##### ROWS #####

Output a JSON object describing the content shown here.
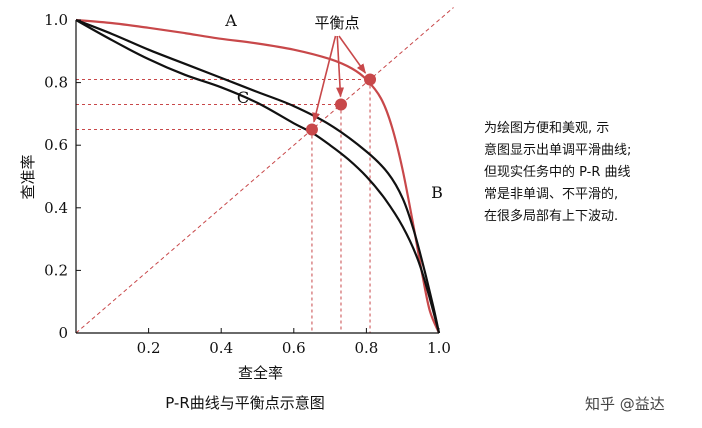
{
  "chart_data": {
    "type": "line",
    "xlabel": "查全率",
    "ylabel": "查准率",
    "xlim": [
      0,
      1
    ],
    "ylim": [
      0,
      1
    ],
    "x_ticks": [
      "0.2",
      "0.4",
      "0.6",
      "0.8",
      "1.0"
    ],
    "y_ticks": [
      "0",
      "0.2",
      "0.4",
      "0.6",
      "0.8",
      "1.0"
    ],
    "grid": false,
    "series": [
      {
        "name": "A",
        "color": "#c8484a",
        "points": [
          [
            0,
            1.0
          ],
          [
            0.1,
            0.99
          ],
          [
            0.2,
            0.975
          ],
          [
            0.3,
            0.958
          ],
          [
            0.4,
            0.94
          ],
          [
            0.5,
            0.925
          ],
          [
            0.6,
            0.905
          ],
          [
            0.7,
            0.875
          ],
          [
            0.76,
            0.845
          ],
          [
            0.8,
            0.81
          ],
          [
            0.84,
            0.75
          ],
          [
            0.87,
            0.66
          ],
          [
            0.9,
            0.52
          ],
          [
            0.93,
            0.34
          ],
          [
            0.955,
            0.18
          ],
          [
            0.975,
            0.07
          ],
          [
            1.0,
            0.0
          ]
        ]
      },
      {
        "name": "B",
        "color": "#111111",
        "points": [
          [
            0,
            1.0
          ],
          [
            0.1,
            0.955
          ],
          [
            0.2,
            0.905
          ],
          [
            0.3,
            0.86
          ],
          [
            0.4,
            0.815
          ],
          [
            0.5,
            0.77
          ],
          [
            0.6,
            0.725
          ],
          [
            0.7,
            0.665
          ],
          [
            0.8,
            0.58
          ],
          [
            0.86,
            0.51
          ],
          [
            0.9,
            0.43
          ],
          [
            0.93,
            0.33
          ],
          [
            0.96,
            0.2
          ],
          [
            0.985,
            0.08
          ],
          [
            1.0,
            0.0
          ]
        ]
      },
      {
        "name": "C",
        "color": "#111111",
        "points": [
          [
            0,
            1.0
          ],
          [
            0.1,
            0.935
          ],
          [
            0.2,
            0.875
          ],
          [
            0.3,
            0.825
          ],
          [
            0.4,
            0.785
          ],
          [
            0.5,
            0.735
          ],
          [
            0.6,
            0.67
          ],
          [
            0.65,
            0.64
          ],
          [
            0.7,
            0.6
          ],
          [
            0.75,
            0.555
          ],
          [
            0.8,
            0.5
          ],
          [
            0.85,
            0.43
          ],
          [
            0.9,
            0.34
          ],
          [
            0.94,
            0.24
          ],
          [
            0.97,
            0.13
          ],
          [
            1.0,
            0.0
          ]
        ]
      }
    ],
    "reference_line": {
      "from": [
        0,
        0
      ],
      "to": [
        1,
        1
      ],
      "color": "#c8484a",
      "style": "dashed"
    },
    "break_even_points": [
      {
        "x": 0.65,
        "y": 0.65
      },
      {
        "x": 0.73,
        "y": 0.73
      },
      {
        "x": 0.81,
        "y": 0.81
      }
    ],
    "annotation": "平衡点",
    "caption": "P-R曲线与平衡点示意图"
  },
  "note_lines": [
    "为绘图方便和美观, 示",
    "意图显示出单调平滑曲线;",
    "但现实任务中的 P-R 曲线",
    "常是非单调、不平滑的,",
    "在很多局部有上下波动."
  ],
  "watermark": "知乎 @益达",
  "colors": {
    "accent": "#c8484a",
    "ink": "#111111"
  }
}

#####

EXERCISE REQUIREMENTS
Return all of the entries word for word, but omit the pictures.

TASK ANSWER
Output a JSON object describing the content shown here.
{
  "chart_data": {
    "type": "line",
    "xlabel": "查全率",
    "ylabel": "查准率",
    "xlim": [
      0,
      1
    ],
    "ylim": [
      0,
      1
    ],
    "x_ticks": [
      "0.2",
      "0.4",
      "0.6",
      "0.8",
      "1.0"
    ],
    "y_ticks": [
      "0",
      "0.2",
      "0.4",
      "0.6",
      "0.8",
      "1.0"
    ],
    "grid": false,
    "series": [
      {
        "name": "A",
        "color": "#c8484a",
        "points": [
          [
            0,
            1.0
          ],
          [
            0.1,
            0.99
          ],
          [
            0.2,
            0.975
          ],
          [
            0.3,
            0.958
          ],
          [
            0.4,
            0.94
          ],
          [
            0.5,
            0.925
          ],
          [
            0.6,
            0.905
          ],
          [
            0.7,
            0.875
          ],
          [
            0.76,
            0.845
          ],
          [
            0.8,
            0.81
          ],
          [
            0.84,
            0.75
          ],
          [
            0.87,
            0.66
          ],
          [
            0.9,
            0.52
          ],
          [
            0.93,
            0.34
          ],
          [
            0.955,
            0.18
          ],
          [
            0.975,
            0.07
          ],
          [
            1.0,
            0.0
          ]
        ]
      },
      {
        "name": "B",
        "color": "#111111",
        "points": [
          [
            0,
            1.0
          ],
          [
            0.1,
            0.955
          ],
          [
            0.2,
            0.905
          ],
          [
            0.3,
            0.86
          ],
          [
            0.4,
            0.815
          ],
          [
            0.5,
            0.77
          ],
          [
            0.6,
            0.725
          ],
          [
            0.7,
            0.665
          ],
          [
            0.8,
            0.58
          ],
          [
            0.86,
            0.51
          ],
          [
            0.9,
            0.43
          ],
          [
            0.93,
            0.33
          ],
          [
            0.96,
            0.2
          ],
          [
            0.985,
            0.08
          ],
          [
            1.0,
            0.0
          ]
        ]
      },
      {
        "name": "C",
        "color": "#111111",
        "points": [
          [
            0,
            1.0
          ],
          [
            0.1,
            0.935
          ],
          [
            0.2,
            0.875
          ],
          [
            0.3,
            0.825
          ],
          [
            0.4,
            0.785
          ],
          [
            0.5,
            0.735
          ],
          [
            0.6,
            0.67
          ],
          [
            0.65,
            0.64
          ],
          [
            0.7,
            0.6
          ],
          [
            0.75,
            0.555
          ],
          [
            0.8,
            0.5
          ],
          [
            0.85,
            0.43
          ],
          [
            0.9,
            0.34
          ],
          [
            0.94,
            0.24
          ],
          [
            0.97,
            0.13
          ],
          [
            1.0,
            0.0
          ]
        ]
      }
    ],
    "reference_line": {
      "from": [
        0,
        0
      ],
      "to": [
        1,
        1
      ],
      "color": "#c8484a",
      "style": "dashed"
    },
    "break_even_points": [
      {
        "x": 0.65,
        "y": 0.65
      },
      {
        "x": 0.73,
        "y": 0.73
      },
      {
        "x": 0.81,
        "y": 0.81
      }
    ],
    "annotation": "平衡点",
    "caption": "P-R曲线与平衡点示意图"
  },
  "note_lines": [
    "为绘图方便和美观, 示",
    "意图显示出单调平滑曲线;",
    "但现实任务中的 P-R 曲线",
    "常是非单调、不平滑的,",
    "在很多局部有上下波动."
  ],
  "watermark": "知乎 @益达",
  "colors": {
    "accent": "#c8484a",
    "ink": "#111111"
  }
}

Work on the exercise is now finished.